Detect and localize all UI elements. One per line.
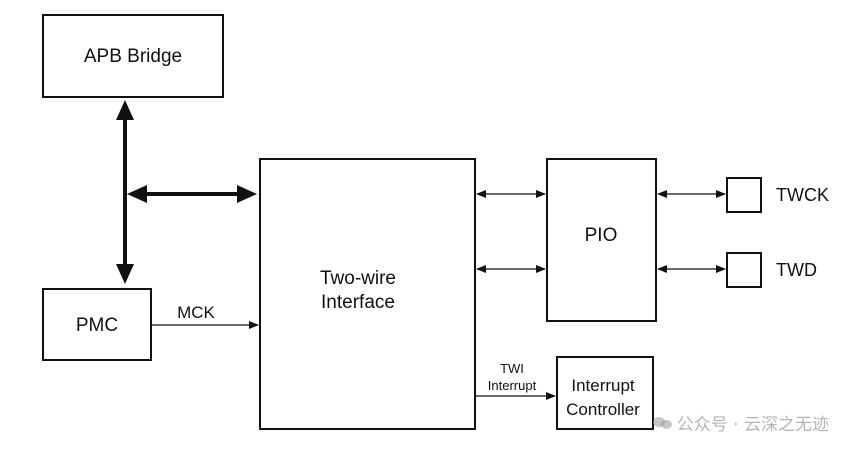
twck-pin: TWCK — [726, 177, 829, 213]
twi-interrupt-signal: TWI Interrupt — [476, 361, 556, 400]
apb-pmc-bus-arrow — [116, 100, 134, 284]
pio-label: PIO — [585, 225, 618, 246]
mck-signal: MCK — [152, 303, 259, 329]
twi-label-line1: Two-wire — [320, 268, 396, 289]
pmc-block: PMC — [42, 288, 152, 361]
interrupt-controller-label-line2: Controller — [566, 400, 640, 419]
twi-interrupt-label-line2: Interrupt — [488, 378, 537, 393]
twck-label: TWCK — [776, 185, 829, 205]
pio-block: PIO — [546, 158, 657, 322]
twi-label-line2: Interface — [321, 292, 395, 313]
twd-pin: TWD — [726, 252, 817, 288]
watermark: 公众号 · 云深之无迹 — [652, 410, 829, 435]
twd-label: TWD — [776, 260, 817, 280]
apb-bridge-label: APB Bridge — [84, 46, 182, 67]
mck-label: MCK — [177, 303, 215, 322]
bus-to-twi-arrow — [127, 185, 257, 203]
interrupt-controller-block: Interrupt Controller — [556, 356, 654, 430]
interrupt-controller-label-line1: Interrupt — [571, 376, 635, 395]
pmc-label: PMC — [76, 315, 118, 336]
watermark-text: 公众号 · 云深之无迹 — [676, 415, 829, 435]
two-wire-interface-block: Two-wire Interface — [259, 158, 476, 430]
wechat-icon — [652, 415, 673, 431]
twi-interrupt-label-line1: TWI — [500, 361, 524, 376]
apb-bridge-block: APB Bridge — [42, 14, 224, 98]
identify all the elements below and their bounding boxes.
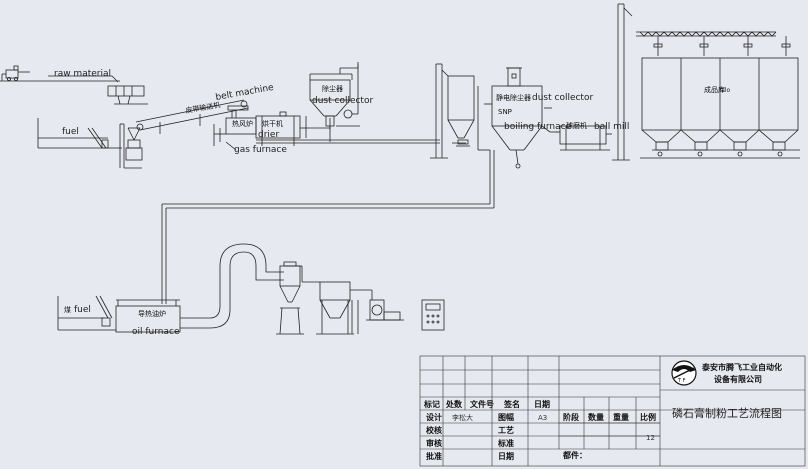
gas-furnace bbox=[213, 105, 257, 151]
label-silo-cn: 成品库 bbox=[704, 85, 725, 94]
cyclone-separator bbox=[276, 261, 320, 335]
raw-material-loader bbox=[0, 65, 148, 105]
diagram-labels: raw material fuel 皮带输送机 belt machine 热风炉… bbox=[54, 69, 730, 337]
screw-conveyor bbox=[636, 31, 791, 56]
ball-mill bbox=[556, 125, 612, 151]
row-design-value2: A3 bbox=[538, 414, 547, 422]
fuel-feed-top bbox=[37, 118, 122, 149]
bucket-elevator-2 bbox=[612, 3, 633, 161]
rotary-drier bbox=[255, 111, 307, 146]
label-raw-material: raw material bbox=[54, 69, 111, 79]
header-count: 处数 bbox=[445, 399, 463, 409]
label-dryer-cn: 烘干机 bbox=[262, 119, 283, 128]
label-ball-mill: ball mill bbox=[594, 122, 629, 132]
company-logo-icon: T F bbox=[671, 360, 697, 386]
label-fuel-bottom-cn: 煤 bbox=[64, 305, 71, 314]
label-oil-furnace-cn: 导热油炉 bbox=[138, 309, 166, 318]
label-electrostatic-cn: 静电除尘器 bbox=[496, 93, 531, 102]
induced-draft-fan bbox=[366, 290, 404, 321]
row-check-label: 校核 bbox=[426, 425, 442, 435]
thermal-oil-pipeline bbox=[161, 150, 495, 304]
row-review-label: 审核 bbox=[426, 438, 442, 448]
label-belt-machine: belt machine bbox=[215, 83, 275, 103]
hot-air-duct bbox=[209, 243, 284, 329]
title-block-frame bbox=[419, 355, 806, 467]
row-design-value: 李松大 bbox=[452, 413, 473, 422]
intermediate-silo bbox=[447, 75, 475, 147]
company-name-line2: 设备有限公司 bbox=[714, 374, 762, 384]
header-date: 日期 bbox=[534, 399, 550, 409]
row-check-label2: 工艺 bbox=[498, 425, 514, 435]
label-hot-air-furnace-cn: 热风炉 bbox=[232, 119, 253, 128]
row-approve-label2: 日期 bbox=[498, 451, 514, 461]
label-drier: drier bbox=[258, 130, 279, 140]
scale-label: 比例 bbox=[640, 412, 656, 422]
row-design-label: 设计 bbox=[426, 412, 442, 422]
bag-filter bbox=[316, 281, 372, 335]
weight-label: 重量 bbox=[613, 412, 629, 422]
control-cabinet bbox=[421, 299, 445, 331]
label-dust-collector-1: dust collector bbox=[312, 96, 373, 106]
company-name-line1: 泰安市腾飞工业自动化 bbox=[701, 362, 782, 372]
header-signature: 签名 bbox=[503, 399, 520, 409]
label-ball-mill-cn: 球磨机 bbox=[566, 121, 587, 130]
label-dust-remover-cn: 除尘器 bbox=[322, 84, 343, 93]
stage-label: 阶段 bbox=[563, 412, 579, 422]
row-review-label2: 标准 bbox=[497, 438, 514, 448]
oil-furnace bbox=[115, 299, 210, 333]
fuel-feed-bottom bbox=[57, 295, 116, 331]
label-boiling-furnace-code: SNP bbox=[498, 108, 512, 116]
label-boiling-furnace: boiling furnace bbox=[504, 122, 572, 132]
label-silo: silo bbox=[720, 87, 730, 94]
label-oil-furnace: oil furnace bbox=[132, 327, 180, 337]
header-file-no: 文件号 bbox=[470, 399, 494, 409]
feed-hopper bbox=[119, 123, 143, 169]
label-fuel-bottom: fuel bbox=[74, 305, 91, 315]
finished-product-silos bbox=[640, 57, 800, 159]
belt-conveyor bbox=[135, 99, 249, 134]
row-approve-label: 批准 bbox=[426, 451, 442, 461]
label-gas-furnace: gas furnace bbox=[234, 145, 287, 155]
label-dust-collector-2: dust collector bbox=[532, 93, 593, 103]
title-block-text: 泰安市腾飞工业自动化 设备有限公司 磷石膏制粉工艺流程图 标记 处数 文件号 签… bbox=[423, 362, 782, 461]
svg-text:T F: T F bbox=[677, 378, 686, 384]
sheet-label: 都件： bbox=[562, 450, 587, 460]
label-fuel-top: fuel bbox=[62, 127, 79, 137]
main-pipeline bbox=[256, 118, 466, 144]
dust-collector-1 bbox=[309, 62, 360, 130]
row-design-label2: 图幅 bbox=[498, 412, 514, 422]
boiling-furnace bbox=[477, 67, 558, 169]
quantity-label: 数量 bbox=[588, 412, 604, 422]
header-mark: 标记 bbox=[423, 399, 440, 409]
bucket-elevator-1 bbox=[430, 63, 449, 159]
drawing-title: 磷石膏制粉工艺流程图 bbox=[672, 406, 782, 420]
scale-value: 12 bbox=[646, 434, 655, 442]
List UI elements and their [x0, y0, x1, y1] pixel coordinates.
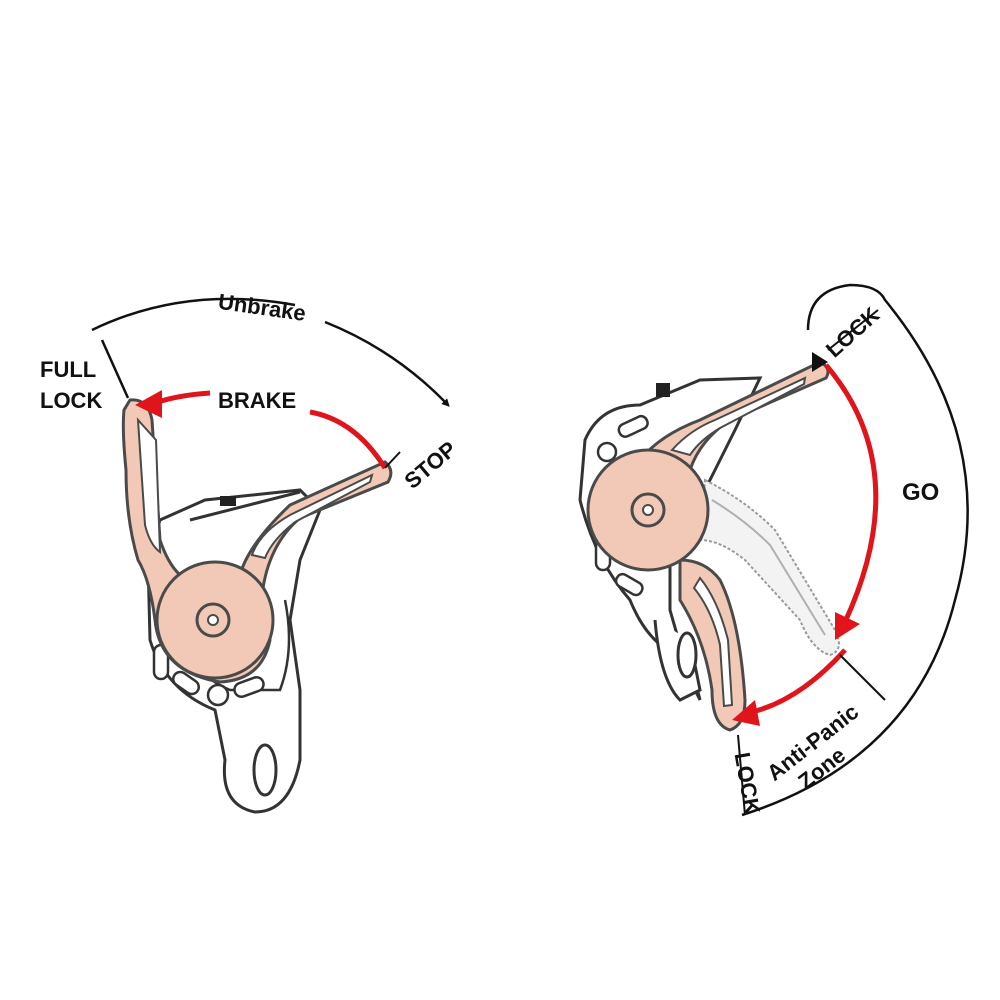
- right-ghost-lever: [698, 478, 840, 657]
- label-lock-bottom: LOCK: [730, 750, 765, 816]
- left-device-slot: [172, 670, 200, 696]
- right-lever-groove: [692, 576, 734, 708]
- unbrake-arc: [91, 297, 296, 332]
- triangle-arrowhead-icon: [135, 390, 162, 418]
- stop-tick: [384, 451, 401, 469]
- range-arc: [741, 283, 969, 817]
- right-device-stud: [656, 383, 670, 397]
- right-device-slot: [617, 414, 649, 438]
- go-arrow: [824, 363, 879, 624]
- right-lever-groove: [670, 376, 807, 457]
- pivot-bolt-icon: [207, 614, 219, 626]
- anti-panic-arrow: [751, 648, 847, 715]
- label-full: FULL: [40, 357, 96, 382]
- right-device-hole: [596, 441, 618, 463]
- left-device: Unbrake FULL LOCK BRAKE STOP: [40, 289, 462, 814]
- full-lock-tick: [100, 339, 130, 399]
- pivot-bolt-icon: [642, 504, 654, 516]
- label-go: GO: [902, 479, 939, 506]
- label-lock-top: LOCK: [821, 302, 884, 362]
- right-device: LOCK GO Anti-Panic Zone LOCK: [578, 283, 969, 817]
- left-lever-groove: [136, 417, 162, 554]
- right-ghost-lever-groove: [711, 499, 826, 636]
- triangle-arrowhead-icon: [812, 352, 828, 372]
- label-stop: STOP: [400, 436, 462, 493]
- left-device-slot: [233, 676, 265, 698]
- anti-panic-divider: [839, 654, 886, 701]
- brake-arrow: [309, 409, 388, 470]
- label-brake: BRAKE: [218, 388, 296, 413]
- lock-top-tick: [827, 309, 879, 351]
- left-device-stud: [220, 496, 236, 506]
- label-unbrake: Unbrake: [217, 289, 308, 326]
- left-device-top-edge: [189, 490, 301, 522]
- left-lever-groove: [250, 473, 374, 560]
- lock-bottom-tick: [737, 734, 746, 816]
- triangle-arrowhead-icon: [835, 612, 860, 640]
- triangle-arrowhead-icon: [732, 700, 760, 726]
- left-device-lower-hole: [206, 683, 230, 707]
- right-device-slot: [614, 572, 644, 597]
- left-device-slot-hole: [252, 743, 278, 797]
- label-lock: LOCK: [40, 388, 102, 413]
- unbrake-arc: [324, 320, 450, 407]
- brake-arrow: [157, 390, 211, 405]
- right-device-slot-hole: [676, 631, 698, 679]
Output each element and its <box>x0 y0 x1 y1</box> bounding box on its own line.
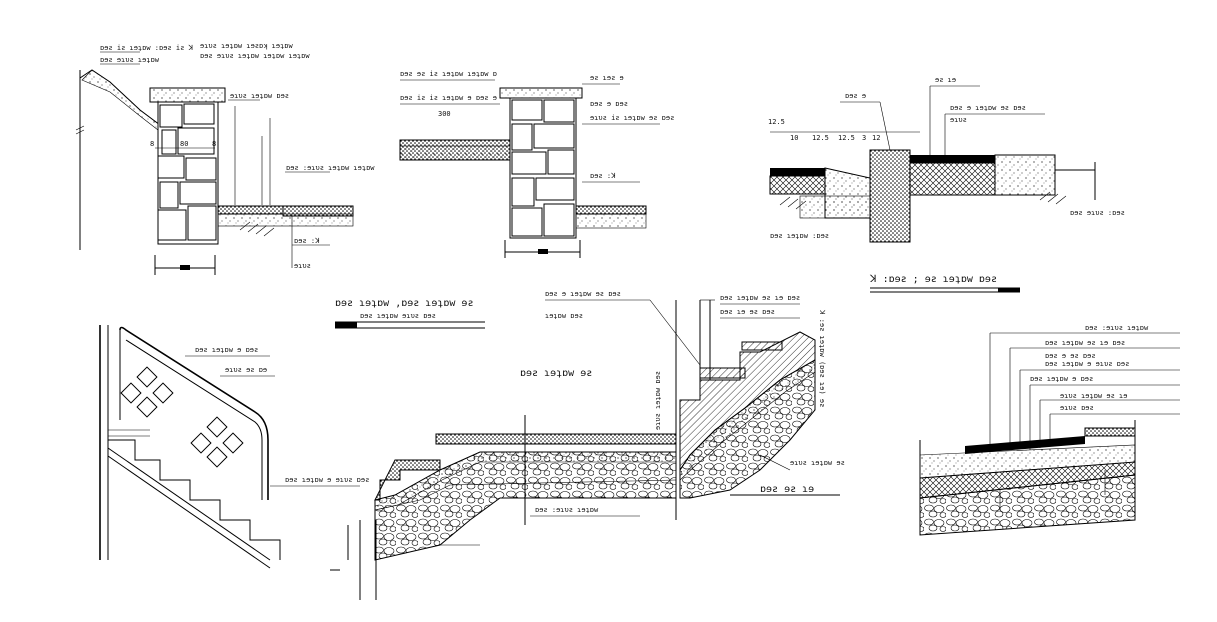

**WORK TO BE COMPLETED**. Reproduce the lines word for word, beginning at the first line and stopping after the line that contains "identify all the". Omit the pictures from your answer.

**RESPONSE TO THIS TASK**.
Detect and localize all UI elements. One per line.
twck-pin: TWCK — [726, 177, 829, 213]
twi-interrupt-signal: TWI Interrupt — [476, 361, 556, 400]
apb-pmc-bus-arrow — [116, 100, 134, 284]
pio-label: PIO — [585, 225, 618, 246]
mck-signal: MCK — [152, 303, 259, 329]
twi-label-line1: Two-wire — [320, 268, 396, 289]
pmc-block: PMC — [42, 288, 152, 361]
interrupt-controller-label-line2: Controller — [566, 400, 640, 419]
twi-interrupt-label-line2: Interrupt — [488, 378, 537, 393]
twck-label: TWCK — [776, 185, 829, 205]
pio-block: PIO — [546, 158, 657, 322]
twi-label-line2: Interface — [321, 292, 395, 313]
twd-pin: TWD — [726, 252, 817, 288]
watermark: 公众号 · 云深之无迹 — [652, 410, 829, 435]
twd-label: TWD — [776, 260, 817, 280]
apb-bridge-label: APB Bridge — [84, 46, 182, 67]
mck-label: MCK — [177, 303, 215, 322]
bus-to-twi-arrow — [127, 185, 257, 203]
interrupt-controller-block: Interrupt Controller — [556, 356, 654, 430]
interrupt-controller-label-line1: Interrupt — [571, 376, 635, 395]
pmc-label: PMC — [76, 315, 118, 336]
watermark-text: 公众号 · 云深之无迹 — [676, 415, 829, 435]
two-wire-interface-block: Two-wire Interface — [259, 158, 476, 430]
wechat-icon — [652, 415, 673, 431]
twi-interrupt-label-line1: TWI — [500, 361, 524, 376]
apb-bridge-block: APB Bridge — [42, 14, 224, 98]
identify all the elements below and their bounding boxes.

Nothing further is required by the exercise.